--- START OF Data supplied ---

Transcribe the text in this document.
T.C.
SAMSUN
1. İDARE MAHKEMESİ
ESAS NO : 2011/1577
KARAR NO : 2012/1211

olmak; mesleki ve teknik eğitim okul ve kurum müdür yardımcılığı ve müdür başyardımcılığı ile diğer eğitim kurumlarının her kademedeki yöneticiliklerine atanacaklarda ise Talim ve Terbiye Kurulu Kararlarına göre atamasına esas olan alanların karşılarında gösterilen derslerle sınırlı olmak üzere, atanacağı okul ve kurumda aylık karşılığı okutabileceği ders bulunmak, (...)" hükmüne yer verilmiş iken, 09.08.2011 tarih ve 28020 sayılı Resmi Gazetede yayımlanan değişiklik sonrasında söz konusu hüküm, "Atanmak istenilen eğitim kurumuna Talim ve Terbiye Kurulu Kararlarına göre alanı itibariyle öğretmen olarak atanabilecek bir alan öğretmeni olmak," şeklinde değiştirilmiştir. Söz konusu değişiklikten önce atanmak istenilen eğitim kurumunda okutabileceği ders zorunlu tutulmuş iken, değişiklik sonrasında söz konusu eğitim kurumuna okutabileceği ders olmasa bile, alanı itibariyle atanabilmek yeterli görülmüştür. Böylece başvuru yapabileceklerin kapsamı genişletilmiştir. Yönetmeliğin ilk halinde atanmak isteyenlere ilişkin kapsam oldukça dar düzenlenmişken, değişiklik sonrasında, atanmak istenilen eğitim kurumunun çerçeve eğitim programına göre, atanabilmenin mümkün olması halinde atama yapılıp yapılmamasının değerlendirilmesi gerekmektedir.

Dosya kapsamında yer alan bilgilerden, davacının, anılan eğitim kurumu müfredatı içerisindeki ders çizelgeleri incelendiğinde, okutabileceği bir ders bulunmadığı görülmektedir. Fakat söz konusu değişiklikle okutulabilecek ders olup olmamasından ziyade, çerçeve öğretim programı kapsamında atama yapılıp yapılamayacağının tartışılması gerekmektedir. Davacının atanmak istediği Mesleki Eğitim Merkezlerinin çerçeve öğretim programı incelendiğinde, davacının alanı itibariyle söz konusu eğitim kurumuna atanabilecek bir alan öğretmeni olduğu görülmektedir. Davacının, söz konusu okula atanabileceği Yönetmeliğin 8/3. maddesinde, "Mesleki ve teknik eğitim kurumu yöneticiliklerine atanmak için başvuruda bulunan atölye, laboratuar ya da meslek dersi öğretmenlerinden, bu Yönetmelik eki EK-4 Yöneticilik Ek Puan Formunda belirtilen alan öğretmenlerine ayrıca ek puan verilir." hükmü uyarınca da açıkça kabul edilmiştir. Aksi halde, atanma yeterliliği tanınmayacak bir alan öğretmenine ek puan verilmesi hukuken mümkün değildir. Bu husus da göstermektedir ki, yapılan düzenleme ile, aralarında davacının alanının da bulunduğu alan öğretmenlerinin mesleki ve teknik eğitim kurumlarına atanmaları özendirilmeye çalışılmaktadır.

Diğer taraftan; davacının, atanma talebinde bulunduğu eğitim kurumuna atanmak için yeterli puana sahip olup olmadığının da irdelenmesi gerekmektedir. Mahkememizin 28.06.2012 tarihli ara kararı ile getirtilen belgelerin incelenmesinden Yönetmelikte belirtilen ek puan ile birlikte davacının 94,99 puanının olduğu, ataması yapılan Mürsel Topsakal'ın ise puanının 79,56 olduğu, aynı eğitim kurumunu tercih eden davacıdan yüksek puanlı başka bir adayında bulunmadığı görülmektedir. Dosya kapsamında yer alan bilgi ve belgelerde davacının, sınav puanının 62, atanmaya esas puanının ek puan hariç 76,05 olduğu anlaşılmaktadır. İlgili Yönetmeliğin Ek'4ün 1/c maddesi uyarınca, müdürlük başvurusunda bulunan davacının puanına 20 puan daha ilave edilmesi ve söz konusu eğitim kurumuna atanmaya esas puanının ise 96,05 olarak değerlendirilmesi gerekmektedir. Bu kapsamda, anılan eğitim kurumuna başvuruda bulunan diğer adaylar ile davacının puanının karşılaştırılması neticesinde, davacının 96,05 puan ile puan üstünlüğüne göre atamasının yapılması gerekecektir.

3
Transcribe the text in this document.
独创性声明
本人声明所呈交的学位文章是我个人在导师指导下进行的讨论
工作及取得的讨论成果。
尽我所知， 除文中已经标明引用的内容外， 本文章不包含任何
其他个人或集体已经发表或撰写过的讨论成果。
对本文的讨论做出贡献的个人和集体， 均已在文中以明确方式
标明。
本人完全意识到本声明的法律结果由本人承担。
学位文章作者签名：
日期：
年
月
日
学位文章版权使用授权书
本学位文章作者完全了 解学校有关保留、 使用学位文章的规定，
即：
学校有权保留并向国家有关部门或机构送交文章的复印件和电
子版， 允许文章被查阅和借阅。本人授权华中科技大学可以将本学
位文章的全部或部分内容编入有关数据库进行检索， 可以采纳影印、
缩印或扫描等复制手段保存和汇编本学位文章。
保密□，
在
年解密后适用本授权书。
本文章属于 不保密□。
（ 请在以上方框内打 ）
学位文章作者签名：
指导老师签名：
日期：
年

--- END OF Data supplied ---

#### [Exercise brief]
Would you give the material above again, complete and exact?

#### [Complete answer]
Transcribe the text in this document.
T.C.
SAMSUN
1. İDARE MAHKEMESİ
ESAS NO : 2011/1577
KARAR NO : 2012/1211

olmak; mesleki ve teknik eğitim okul ve kurum müdür yardımcılığı ve müdür başyardımcılığı ile diğer eğitim kurumlarının her kademedeki yöneticiliklerine atanacaklarda ise Talim ve Terbiye Kurulu Kararlarına göre atamasına esas olan alanların karşılarında gösterilen derslerle sınırlı olmak üzere, atanacağı okul ve kurumda aylık karşılığı okutabileceği ders bulunmak, (...)" hükmüne yer verilmiş iken, 09.08.2011 tarih ve 28020 sayılı Resmi Gazetede yayımlanan değişiklik sonrasında söz konusu hüküm, "Atanmak istenilen eğitim kurumuna Talim ve Terbiye Kurulu Kararlarına göre alanı itibariyle öğretmen olarak atanabilecek bir alan öğretmeni olmak," şeklinde değiştirilmiştir. Söz konusu değişiklikten önce atanmak istenilen eğitim kurumunda okutabileceği ders zorunlu tutulmuş iken, değişiklik sonrasında söz konusu eğitim kurumuna okutabileceği ders olmasa bile, alanı itibariyle atanabilmek yeterli görülmüştür. Böylece başvuru yapabileceklerin kapsamı genişletilmiştir. Yönetmeliğin ilk halinde atanmak isteyenlere ilişkin kapsam oldukça dar düzenlenmişken, değişiklik sonrasında, atanmak istenilen eğitim kurumunun çerçeve eğitim programına göre, atanabilmenin mümkün olması halinde atama yapılıp yapılmamasının değerlendirilmesi gerekmektedir.

Dosya kapsamında yer alan bilgilerden, davacının, anılan eğitim kurumu müfredatı içerisindeki ders çizelgeleri incelendiğinde, okutabileceği bir ders bulunmadığı görülmektedir. Fakat söz konusu değişiklikle okutulabilecek ders olup olmamasından ziyade, çerçeve öğretim programı kapsamında atama yapılıp yapılamayacağının tartışılması gerekmektedir. Davacının atanmak istediği Mesleki Eğitim Merkezlerinin çerçeve öğretim programı incelendiğinde, davacının alanı itibariyle söz konusu eğitim kurumuna atanabilecek bir alan öğretmeni olduğu görülmektedir. Davacının, söz konusu okula atanabileceği Yönetmeliğin 8/3. maddesinde, "Mesleki ve teknik eğitim kurumu yöneticiliklerine atanmak için başvuruda bulunan atölye, laboratuar ya da meslek dersi öğretmenlerinden, bu Yönetmelik eki EK-4 Yöneticilik Ek Puan Formunda belirtilen alan öğretmenlerine ayrıca ek puan verilir." hükmü uyarınca da açıkça kabul edilmiştir. Aksi halde, atanma yeterliliği tanınmayacak bir alan öğretmenine ek puan verilmesi hukuken mümkün değildir. Bu husus da göstermektedir ki, yapılan düzenleme ile, aralarında davacının alanının da bulunduğu alan öğretmenlerinin mesleki ve teknik eğitim kurumlarına atanmaları özendirilmeye çalışılmaktadır.

Diğer taraftan; davacının, atanma talebinde bulunduğu eğitim kurumuna atanmak için yeterli puana sahip olup olmadığının da irdelenmesi gerekmektedir. Mahkememizin 28.06.2012 tarihli ara kararı ile getirtilen belgelerin incelenmesinden Yönetmelikte belirtilen ek puan ile birlikte davacının 94,99 puanının olduğu, ataması yapılan Mürsel Topsakal'ın ise puanının 79,56 olduğu, aynı eğitim kurumunu tercih eden davacıdan yüksek puanlı başka bir adayında bulunmadığı görülmektedir. Dosya kapsamında yer alan bilgi ve belgelerde davacının, sınav puanının 62, atanmaya esas puanının ek puan hariç 76,05 olduğu anlaşılmaktadır. İlgili Yönetmeliğin Ek'4ün 1/c maddesi uyarınca, müdürlük başvurusunda bulunan davacının puanına 20 puan daha ilave edilmesi ve söz konusu eğitim kurumuna atanmaya esas puanının ise 96,05 olarak değerlendirilmesi gerekmektedir. Bu kapsamda, anılan eğitim kurumuna başvuruda bulunan diğer adaylar ile davacının puanının karşılaştırılması neticesinde, davacının 96,05 puan ile puan üstünlüğüne göre atamasının yapılması gerekecektir.

3
Transcribe the text in this document.
独创性声明
本人声明所呈交的学位文章是我个人在导师指导下进行的讨论
工作及取得的讨论成果。
尽我所知， 除文中已经标明引用的内容外， 本文章不包含任何
其他个人或集体已经发表或撰写过的讨论成果。
对本文的讨论做出贡献的个人和集体， 均已在文中以明确方式
标明。
本人完全意识到本声明的法律结果由本人承担。
学位文章作者签名：
日期：
年
月
日
学位文章版权使用授权书
本学位文章作者完全了 解学校有关保留、 使用学位文章的规定，
即：
学校有权保留并向国家有关部门或机构送交文章的复印件和电
子版， 允许文章被查阅和借阅。本人授权华中科技大学可以将本学
位文章的全部或部分内容编入有关数据库进行检索， 可以采纳影印、
缩印或扫描等复制手段保存和汇编本学位文章。
保密□，
在
年解密后适用本授权书。
本文章属于 不保密□。
（ 请在以上方框内打 ）
学位文章作者签名：
指导老师签名：
日期：
年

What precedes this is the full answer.